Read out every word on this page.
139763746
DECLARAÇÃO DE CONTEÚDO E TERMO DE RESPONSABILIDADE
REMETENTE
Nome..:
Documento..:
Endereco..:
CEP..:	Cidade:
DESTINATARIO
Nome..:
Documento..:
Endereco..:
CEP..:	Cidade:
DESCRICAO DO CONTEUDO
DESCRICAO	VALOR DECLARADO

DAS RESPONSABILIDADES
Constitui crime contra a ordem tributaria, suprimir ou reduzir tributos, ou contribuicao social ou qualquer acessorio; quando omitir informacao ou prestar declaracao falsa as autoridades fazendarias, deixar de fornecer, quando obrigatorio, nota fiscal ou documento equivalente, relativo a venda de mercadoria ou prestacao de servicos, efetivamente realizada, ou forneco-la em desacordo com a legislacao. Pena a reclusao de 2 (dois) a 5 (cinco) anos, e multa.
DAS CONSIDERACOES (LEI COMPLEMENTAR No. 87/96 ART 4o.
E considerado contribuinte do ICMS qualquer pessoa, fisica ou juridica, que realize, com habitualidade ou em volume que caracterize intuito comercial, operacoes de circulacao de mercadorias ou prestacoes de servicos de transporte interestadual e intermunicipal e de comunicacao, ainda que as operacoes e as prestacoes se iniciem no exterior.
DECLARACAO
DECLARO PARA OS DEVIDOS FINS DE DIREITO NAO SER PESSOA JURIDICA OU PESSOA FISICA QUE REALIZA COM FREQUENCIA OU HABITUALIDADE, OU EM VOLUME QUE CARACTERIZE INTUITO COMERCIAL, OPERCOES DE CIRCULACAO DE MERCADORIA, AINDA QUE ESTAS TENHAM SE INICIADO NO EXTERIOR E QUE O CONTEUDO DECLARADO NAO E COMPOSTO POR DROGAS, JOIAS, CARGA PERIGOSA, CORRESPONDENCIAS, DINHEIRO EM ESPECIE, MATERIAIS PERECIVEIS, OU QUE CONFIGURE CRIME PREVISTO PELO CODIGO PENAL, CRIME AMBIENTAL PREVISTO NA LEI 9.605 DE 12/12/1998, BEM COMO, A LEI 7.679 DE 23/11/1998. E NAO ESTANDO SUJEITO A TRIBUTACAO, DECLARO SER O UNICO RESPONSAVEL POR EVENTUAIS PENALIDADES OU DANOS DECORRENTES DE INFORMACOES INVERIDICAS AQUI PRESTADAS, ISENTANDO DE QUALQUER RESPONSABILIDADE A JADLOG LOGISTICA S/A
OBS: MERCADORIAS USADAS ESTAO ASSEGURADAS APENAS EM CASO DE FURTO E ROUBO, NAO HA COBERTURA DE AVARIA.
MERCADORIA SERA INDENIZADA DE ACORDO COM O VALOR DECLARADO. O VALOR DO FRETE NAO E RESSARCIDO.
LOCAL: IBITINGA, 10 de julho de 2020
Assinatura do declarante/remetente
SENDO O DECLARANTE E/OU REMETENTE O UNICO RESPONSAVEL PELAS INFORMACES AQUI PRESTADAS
---
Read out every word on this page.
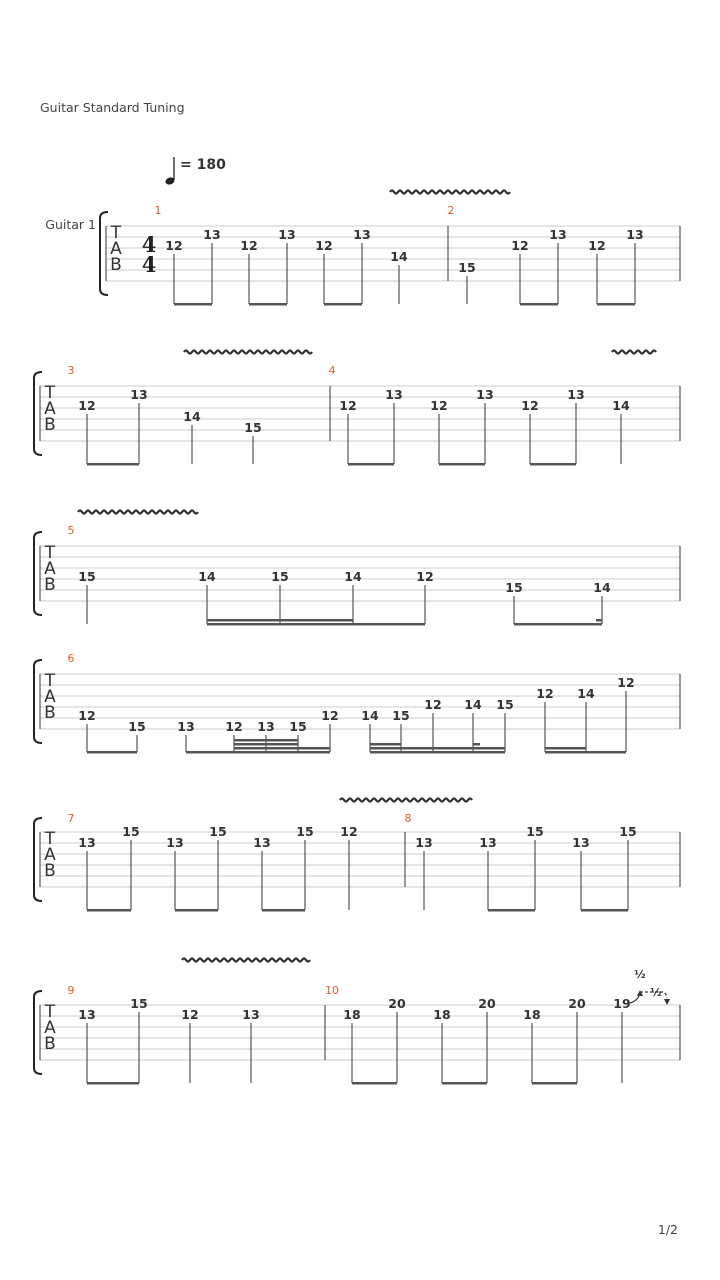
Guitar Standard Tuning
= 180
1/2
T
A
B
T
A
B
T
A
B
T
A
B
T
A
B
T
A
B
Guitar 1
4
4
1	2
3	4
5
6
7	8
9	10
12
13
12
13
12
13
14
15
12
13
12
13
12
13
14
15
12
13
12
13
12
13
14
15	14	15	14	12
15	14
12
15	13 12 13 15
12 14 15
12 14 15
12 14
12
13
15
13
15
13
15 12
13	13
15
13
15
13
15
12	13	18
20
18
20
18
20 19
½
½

- [Task description]: Among the entries, how many lines contain the string "DESCRICAO"? Give the number without anything else.

- [Answer below]: 2